##### Reading text
Paying for Water in California: The Legal Framework

Brian Gray, Dean Misczynski, Ellen Hanak, Andrew Fahlund, Jay Lund, David Mitchell, and James Nachbaur
Over the past four decades, California voters passed a series of initiatives that
amended the California Constitution to limit the power of the state legislature and
local governments to enact taxes and restrict their authority to adopt fees and other
charges to fund government programs. Three of these initiatives—Proposition 13
(enacted in 1978), Proposition 218 (passed in 1996), and Proposition 26 (approved in
2010)—have placed significant constraints on the funding of water resources projects.
Although each of these laws has enhanced the transparency and accountability of the
decision-making process, the funding constraints now jeopardize an array of vital
water supply, management, and regulatory functions. These include funding for the
development of new water supplies, integrated water management, protection of
groundwater resources, development of alternative water sources (including recycled
and conserved water programs), control of stormwater discharges, and regulation of
water extraction and water use to protect water rights, water quality, aquatic species,
and other beneficial uses of the state’s water systems.
##########
##### Data extracts
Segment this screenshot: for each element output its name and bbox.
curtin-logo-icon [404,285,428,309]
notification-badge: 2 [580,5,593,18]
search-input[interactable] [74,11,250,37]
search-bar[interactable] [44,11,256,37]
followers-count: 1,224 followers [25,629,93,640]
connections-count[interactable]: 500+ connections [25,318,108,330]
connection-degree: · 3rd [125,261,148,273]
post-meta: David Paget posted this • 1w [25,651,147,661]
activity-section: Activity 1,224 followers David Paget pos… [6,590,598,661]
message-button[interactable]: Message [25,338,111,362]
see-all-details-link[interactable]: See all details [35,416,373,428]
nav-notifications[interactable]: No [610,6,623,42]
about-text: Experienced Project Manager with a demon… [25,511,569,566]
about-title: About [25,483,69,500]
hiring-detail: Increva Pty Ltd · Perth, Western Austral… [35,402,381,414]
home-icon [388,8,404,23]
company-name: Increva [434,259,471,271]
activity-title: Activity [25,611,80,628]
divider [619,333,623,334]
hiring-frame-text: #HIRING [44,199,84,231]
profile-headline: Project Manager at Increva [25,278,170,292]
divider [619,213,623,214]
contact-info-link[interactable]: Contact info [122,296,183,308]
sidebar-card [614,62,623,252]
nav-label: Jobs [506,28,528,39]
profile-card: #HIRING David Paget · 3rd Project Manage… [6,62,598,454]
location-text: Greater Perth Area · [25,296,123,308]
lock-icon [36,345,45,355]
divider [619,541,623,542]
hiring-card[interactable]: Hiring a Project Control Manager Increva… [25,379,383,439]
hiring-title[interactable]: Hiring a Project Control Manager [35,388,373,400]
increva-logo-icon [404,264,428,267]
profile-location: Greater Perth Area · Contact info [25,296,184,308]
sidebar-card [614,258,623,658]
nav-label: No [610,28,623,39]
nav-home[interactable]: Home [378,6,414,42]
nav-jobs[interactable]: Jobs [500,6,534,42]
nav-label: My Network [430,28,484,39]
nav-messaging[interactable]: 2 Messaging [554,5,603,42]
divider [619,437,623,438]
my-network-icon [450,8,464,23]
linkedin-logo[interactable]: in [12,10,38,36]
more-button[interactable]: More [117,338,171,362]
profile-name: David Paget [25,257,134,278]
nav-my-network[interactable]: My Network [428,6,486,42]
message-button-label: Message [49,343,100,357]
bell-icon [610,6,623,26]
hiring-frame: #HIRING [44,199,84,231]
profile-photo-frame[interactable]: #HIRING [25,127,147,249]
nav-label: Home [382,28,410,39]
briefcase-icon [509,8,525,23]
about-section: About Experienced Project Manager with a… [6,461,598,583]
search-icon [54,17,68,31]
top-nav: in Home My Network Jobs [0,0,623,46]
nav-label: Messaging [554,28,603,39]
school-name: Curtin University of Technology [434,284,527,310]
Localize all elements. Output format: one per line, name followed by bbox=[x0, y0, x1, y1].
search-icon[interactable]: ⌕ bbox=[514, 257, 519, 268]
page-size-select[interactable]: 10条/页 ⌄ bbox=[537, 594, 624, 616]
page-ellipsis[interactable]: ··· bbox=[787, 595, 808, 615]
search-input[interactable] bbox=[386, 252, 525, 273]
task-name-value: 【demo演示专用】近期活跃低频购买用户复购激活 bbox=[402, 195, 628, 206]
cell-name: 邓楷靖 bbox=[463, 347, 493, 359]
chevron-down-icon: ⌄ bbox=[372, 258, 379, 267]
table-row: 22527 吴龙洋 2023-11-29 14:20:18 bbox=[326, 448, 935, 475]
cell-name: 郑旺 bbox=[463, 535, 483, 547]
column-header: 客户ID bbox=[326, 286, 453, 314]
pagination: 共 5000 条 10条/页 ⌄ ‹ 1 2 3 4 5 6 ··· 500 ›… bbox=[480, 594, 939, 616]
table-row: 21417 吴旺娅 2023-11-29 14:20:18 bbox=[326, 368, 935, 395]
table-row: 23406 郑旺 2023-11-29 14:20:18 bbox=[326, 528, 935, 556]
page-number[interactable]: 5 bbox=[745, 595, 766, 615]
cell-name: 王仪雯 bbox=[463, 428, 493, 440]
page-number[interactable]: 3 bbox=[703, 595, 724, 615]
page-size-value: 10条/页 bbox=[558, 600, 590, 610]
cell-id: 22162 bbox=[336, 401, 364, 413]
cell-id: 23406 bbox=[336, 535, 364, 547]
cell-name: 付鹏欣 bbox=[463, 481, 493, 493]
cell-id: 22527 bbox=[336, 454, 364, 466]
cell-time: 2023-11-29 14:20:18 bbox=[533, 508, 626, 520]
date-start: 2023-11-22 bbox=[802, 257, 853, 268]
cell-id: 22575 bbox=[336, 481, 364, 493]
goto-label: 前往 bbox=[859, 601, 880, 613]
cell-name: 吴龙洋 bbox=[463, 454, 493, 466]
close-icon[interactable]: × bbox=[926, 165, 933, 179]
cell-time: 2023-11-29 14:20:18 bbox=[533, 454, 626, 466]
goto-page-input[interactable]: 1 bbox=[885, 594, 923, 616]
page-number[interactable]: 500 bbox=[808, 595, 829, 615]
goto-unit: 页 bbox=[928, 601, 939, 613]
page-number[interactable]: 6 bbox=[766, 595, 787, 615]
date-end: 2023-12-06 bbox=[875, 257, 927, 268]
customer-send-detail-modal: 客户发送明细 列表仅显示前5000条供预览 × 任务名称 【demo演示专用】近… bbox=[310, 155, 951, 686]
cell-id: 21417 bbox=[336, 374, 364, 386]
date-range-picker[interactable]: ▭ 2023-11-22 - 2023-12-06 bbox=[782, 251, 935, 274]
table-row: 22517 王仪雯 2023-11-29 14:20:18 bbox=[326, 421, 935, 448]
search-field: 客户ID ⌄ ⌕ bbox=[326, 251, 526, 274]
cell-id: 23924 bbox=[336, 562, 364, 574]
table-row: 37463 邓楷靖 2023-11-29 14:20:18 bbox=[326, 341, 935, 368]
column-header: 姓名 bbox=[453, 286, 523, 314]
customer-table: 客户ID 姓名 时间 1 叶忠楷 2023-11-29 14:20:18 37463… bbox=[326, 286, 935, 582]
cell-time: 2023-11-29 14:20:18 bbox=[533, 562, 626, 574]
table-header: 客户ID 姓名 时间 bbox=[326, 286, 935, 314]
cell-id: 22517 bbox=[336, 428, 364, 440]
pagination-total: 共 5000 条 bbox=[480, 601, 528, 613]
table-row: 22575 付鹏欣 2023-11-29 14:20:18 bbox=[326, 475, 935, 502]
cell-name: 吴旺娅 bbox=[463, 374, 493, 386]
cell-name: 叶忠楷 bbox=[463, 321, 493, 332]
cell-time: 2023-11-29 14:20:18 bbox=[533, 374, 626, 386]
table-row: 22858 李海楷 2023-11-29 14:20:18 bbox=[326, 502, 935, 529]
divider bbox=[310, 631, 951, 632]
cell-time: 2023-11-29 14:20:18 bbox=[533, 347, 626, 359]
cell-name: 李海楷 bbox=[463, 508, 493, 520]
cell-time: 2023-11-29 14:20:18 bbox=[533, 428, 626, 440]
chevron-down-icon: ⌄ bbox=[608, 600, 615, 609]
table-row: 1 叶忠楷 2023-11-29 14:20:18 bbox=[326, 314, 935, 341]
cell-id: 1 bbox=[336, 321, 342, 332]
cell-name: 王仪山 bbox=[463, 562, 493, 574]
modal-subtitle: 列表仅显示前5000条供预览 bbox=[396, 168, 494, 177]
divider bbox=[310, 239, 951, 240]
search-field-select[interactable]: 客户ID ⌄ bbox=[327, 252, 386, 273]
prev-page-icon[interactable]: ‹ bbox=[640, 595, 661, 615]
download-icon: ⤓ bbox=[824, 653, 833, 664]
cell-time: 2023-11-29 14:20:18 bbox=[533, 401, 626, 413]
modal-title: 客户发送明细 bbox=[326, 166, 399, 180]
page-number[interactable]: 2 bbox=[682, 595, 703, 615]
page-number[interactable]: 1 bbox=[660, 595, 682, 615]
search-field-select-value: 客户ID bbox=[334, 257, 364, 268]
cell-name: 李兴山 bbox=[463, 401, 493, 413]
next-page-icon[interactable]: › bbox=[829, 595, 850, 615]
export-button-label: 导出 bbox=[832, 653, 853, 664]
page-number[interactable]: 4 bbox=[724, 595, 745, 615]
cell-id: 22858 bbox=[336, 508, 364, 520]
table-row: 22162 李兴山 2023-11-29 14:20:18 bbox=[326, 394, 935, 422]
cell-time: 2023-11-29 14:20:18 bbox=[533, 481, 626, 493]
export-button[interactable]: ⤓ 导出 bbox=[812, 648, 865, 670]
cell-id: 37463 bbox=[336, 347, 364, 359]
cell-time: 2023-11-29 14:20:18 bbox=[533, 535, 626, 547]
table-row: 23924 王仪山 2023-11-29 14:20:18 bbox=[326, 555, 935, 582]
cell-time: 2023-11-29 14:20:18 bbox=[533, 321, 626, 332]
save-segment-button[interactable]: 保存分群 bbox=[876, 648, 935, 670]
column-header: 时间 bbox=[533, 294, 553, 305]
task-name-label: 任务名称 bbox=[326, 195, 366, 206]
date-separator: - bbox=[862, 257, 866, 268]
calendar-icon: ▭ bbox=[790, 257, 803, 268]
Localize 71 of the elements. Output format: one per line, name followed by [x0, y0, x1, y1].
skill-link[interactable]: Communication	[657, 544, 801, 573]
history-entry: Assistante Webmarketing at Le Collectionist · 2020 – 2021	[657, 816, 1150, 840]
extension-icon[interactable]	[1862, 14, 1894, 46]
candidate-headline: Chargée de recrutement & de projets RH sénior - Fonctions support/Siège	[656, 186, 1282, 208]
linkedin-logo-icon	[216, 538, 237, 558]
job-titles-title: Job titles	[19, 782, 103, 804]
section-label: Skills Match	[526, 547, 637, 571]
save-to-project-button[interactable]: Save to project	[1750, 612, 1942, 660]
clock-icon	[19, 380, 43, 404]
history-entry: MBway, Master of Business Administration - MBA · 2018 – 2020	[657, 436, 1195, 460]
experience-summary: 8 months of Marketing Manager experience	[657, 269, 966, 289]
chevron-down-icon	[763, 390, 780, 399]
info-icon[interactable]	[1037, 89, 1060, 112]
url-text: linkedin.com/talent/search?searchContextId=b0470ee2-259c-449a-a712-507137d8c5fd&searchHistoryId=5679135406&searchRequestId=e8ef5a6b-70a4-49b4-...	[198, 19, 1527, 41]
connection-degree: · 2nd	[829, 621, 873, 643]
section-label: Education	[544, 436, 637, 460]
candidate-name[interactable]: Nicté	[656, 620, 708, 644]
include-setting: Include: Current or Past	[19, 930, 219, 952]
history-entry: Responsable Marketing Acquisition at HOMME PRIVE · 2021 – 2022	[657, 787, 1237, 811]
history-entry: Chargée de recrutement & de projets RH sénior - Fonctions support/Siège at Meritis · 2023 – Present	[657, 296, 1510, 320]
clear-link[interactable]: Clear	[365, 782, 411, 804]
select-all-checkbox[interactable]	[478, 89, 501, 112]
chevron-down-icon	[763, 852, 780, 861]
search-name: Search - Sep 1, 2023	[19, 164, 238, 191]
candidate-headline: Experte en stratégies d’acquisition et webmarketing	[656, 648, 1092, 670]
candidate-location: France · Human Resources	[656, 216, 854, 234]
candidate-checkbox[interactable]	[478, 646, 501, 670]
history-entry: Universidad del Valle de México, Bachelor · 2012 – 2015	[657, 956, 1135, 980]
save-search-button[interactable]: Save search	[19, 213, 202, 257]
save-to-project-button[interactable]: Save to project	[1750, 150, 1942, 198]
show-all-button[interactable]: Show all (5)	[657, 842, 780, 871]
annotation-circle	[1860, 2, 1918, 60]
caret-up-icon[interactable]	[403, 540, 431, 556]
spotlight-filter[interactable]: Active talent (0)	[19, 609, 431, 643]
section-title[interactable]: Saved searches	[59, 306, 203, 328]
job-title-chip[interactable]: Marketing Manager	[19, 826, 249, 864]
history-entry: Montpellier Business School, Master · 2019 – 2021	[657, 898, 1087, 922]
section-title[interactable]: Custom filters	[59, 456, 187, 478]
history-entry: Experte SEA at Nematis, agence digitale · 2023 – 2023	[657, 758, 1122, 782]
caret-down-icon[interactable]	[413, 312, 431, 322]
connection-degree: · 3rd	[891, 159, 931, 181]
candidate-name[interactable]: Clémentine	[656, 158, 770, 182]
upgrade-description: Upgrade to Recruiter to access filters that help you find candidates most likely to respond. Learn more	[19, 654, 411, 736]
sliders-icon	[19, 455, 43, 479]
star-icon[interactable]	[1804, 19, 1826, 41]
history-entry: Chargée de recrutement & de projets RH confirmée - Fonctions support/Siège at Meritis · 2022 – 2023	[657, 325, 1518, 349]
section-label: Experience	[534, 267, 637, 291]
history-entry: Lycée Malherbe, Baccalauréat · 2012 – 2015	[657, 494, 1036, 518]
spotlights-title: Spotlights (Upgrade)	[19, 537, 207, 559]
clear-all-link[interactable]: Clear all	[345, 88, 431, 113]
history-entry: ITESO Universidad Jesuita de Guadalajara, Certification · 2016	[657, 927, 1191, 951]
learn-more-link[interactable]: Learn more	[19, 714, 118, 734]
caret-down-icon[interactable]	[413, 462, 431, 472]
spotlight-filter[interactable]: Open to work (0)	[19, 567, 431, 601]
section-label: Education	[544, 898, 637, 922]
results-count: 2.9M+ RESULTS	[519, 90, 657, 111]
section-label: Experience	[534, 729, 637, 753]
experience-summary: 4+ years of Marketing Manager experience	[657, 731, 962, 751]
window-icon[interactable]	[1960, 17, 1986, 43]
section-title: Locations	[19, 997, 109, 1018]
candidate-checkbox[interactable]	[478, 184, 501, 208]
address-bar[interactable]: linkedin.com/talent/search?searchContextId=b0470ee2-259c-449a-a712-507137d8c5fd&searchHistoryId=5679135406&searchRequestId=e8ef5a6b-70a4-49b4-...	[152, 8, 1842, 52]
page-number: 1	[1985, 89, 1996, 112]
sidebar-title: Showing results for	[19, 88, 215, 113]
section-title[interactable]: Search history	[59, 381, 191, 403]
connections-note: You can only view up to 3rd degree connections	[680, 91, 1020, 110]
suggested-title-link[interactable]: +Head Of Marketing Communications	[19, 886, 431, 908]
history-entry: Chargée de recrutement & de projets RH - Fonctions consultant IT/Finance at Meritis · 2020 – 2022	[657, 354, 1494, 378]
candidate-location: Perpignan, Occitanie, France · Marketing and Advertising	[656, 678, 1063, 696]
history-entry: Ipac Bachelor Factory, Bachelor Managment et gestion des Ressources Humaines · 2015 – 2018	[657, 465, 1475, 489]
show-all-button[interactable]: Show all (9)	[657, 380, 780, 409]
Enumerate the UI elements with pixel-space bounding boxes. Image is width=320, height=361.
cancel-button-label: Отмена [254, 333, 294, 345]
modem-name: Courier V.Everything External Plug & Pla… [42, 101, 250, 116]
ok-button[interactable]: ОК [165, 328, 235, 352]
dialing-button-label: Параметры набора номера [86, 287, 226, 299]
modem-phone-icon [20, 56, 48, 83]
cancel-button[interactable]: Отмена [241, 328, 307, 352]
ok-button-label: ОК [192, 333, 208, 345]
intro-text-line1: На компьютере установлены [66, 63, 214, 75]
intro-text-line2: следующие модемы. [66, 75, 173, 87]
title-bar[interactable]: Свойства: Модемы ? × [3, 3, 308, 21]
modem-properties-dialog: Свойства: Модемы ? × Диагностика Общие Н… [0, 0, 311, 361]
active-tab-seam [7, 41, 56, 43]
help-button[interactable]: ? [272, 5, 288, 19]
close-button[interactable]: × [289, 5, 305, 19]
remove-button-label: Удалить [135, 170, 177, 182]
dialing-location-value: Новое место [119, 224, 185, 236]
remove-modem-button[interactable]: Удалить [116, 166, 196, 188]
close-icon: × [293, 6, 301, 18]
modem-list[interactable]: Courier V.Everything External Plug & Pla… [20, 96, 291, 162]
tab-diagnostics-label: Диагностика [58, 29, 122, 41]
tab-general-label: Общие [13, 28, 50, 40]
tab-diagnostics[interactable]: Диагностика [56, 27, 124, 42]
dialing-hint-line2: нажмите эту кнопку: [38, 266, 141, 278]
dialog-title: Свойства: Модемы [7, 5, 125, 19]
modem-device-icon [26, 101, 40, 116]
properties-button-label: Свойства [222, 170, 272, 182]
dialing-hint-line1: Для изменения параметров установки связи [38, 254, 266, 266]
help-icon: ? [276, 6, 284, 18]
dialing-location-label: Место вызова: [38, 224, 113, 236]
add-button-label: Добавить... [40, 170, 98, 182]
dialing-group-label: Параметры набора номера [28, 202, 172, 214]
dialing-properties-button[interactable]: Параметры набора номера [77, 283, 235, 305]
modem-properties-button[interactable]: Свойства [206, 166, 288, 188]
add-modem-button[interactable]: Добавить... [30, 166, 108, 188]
##########
◆ Problem set ◆
**a.** List every person named in the passage on paying for water in California.
**b.** Extract the part of the passage on paying for water in California starting at "Although each of" and ending at "state’s water systems.", copying it word for word.
The items are not needed for this work.

◆ Task-by-task outputs ◆
**a.** Brian Gray, Dean Misczynski, Ellen Hanak, Andrew Fahlund, Jay Lund, David Mitchell, James Nachbaur

**b.**
Although each of these laws has enhanced the transparency and accountability of the
decision-making process, the funding constraints now jeopardize an array of vital
water supply, management, and regulatory functions. These include funding for the
development of new water supplies, integrated water management, protection of
groundwater resources, development of alternative water sources (including recycled
and conserved water programs), control of stormwater discharges, and regulation of
water extraction and water use to protect water rights, water quality, aquatic species,
and other beneficial uses of the state’s water systems.